SET EXERCISE:
Will you print the material below without altering a single character?

ENTRIES SHOWN:
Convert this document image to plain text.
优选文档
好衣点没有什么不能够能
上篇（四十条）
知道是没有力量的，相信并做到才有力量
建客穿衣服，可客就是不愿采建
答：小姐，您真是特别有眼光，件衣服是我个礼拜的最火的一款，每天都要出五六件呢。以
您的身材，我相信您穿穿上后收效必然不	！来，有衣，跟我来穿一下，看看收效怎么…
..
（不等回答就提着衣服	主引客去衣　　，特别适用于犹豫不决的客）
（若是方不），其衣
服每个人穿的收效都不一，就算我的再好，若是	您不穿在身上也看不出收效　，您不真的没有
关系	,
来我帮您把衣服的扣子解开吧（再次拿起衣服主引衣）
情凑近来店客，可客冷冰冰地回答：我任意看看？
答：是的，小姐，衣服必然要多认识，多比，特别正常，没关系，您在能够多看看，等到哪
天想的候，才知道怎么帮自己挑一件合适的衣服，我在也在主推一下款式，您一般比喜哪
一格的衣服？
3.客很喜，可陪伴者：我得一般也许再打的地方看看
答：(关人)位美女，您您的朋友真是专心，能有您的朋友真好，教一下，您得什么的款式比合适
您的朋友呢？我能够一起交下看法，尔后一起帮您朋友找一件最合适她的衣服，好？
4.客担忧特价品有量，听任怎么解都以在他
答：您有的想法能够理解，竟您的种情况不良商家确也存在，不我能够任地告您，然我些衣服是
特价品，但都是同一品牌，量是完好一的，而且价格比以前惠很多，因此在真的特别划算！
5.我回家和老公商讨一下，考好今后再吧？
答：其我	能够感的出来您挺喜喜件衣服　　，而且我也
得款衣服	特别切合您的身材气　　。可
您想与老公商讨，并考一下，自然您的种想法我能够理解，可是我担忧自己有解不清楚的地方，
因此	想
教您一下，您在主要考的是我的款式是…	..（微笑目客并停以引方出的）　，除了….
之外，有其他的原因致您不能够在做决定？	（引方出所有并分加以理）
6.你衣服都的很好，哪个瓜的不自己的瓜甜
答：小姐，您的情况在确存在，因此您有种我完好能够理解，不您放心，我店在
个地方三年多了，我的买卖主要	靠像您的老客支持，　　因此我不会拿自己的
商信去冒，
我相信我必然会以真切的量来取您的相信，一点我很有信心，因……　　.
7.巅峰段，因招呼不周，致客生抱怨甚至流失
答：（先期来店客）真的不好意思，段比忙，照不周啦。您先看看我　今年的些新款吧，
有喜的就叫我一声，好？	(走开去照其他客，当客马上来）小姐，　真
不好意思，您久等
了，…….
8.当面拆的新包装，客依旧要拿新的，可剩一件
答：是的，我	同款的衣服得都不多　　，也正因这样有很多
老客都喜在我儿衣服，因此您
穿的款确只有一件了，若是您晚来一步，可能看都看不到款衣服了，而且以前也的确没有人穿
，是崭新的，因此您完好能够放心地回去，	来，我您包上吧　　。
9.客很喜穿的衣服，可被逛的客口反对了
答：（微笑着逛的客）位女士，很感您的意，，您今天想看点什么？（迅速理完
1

FINAL RESULT:
Convert this document image to plain text.
优选文档
好衣点没有什么不能够能
上篇（四十条）
知道是没有力量的，相信并做到才有力量
建客穿衣服，可客就是不愿采建
答：小姐，您真是特别有眼光，件衣服是我个礼拜的最火的一款，每天都要出五六件呢。以
您的身材，我相信您穿穿上后收效必然不	！来，有衣，跟我来穿一下，看看收效怎么…
..
（不等回答就提着衣服	主引客去衣　　，特别适用于犹豫不决的客）
（若是方不），其衣
服每个人穿的收效都不一，就算我的再好，若是	您不穿在身上也看不出收效　，您不真的没有
关系	,
来我帮您把衣服的扣子解开吧（再次拿起衣服主引衣）
情凑近来店客，可客冷冰冰地回答：我任意看看？
答：是的，小姐，衣服必然要多认识，多比，特别正常，没关系，您在能够多看看，等到哪
天想的候，才知道怎么帮自己挑一件合适的衣服，我在也在主推一下款式，您一般比喜哪
一格的衣服？
3.客很喜，可陪伴者：我得一般也许再打的地方看看
答：(关人)位美女，您您的朋友真是专心，能有您的朋友真好，教一下，您得什么的款式比合适
您的朋友呢？我能够一起交下看法，尔后一起帮您朋友找一件最合适她的衣服，好？
4.客担忧特价品有量，听任怎么解都以在他
答：您有的想法能够理解，竟您的种情况不良商家确也存在，不我能够任地告您，然我些衣服是
特价品，但都是同一品牌，量是完好一的，而且价格比以前惠很多，因此在真的特别划算！
5.我回家和老公商讨一下，考好今后再吧？
答：其我	能够感的出来您挺喜喜件衣服　　，而且我也
得款衣服	特别切合您的身材气　　。可
您想与老公商讨，并考一下，自然您的种想法我能够理解，可是我担忧自己有解不清楚的地方，
因此	想
教您一下，您在主要考的是我的款式是…	..（微笑目客并停以引方出的）　，除了….
之外，有其他的原因致您不能够在做决定？	（引方出所有并分加以理）
6.你衣服都的很好，哪个瓜的不自己的瓜甜
答：小姐，您的情况在确存在，因此您有种我完好能够理解，不您放心，我店在
个地方三年多了，我的买卖主要	靠像您的老客支持，　　因此我不会拿自己的
商信去冒，
我相信我必然会以真切的量来取您的相信，一点我很有信心，因……　　.
7.巅峰段，因招呼不周，致客生抱怨甚至流失
答：（先期来店客）真的不好意思，段比忙，照不周啦。您先看看我　今年的些新款吧，
有喜的就叫我一声，好？	(走开去照其他客，当客马上来）小姐，　真
不好意思，您久等
了，…….
8.当面拆的新包装，客依旧要拿新的，可剩一件
答：是的，我	同款的衣服得都不多　　，也正因这样有很多
老客都喜在我儿衣服，因此您
穿的款确只有一件了，若是您晚来一步，可能看都看不到款衣服了，而且以前也的确没有人穿
，是崭新的，因此您完好能够放心地回去，	来，我您包上吧　　。
9.客很喜穿的衣服，可被逛的客口反对了
答：（微笑着逛的客）位女士，很感您的意，，您今天想看点什么？（迅速理完
1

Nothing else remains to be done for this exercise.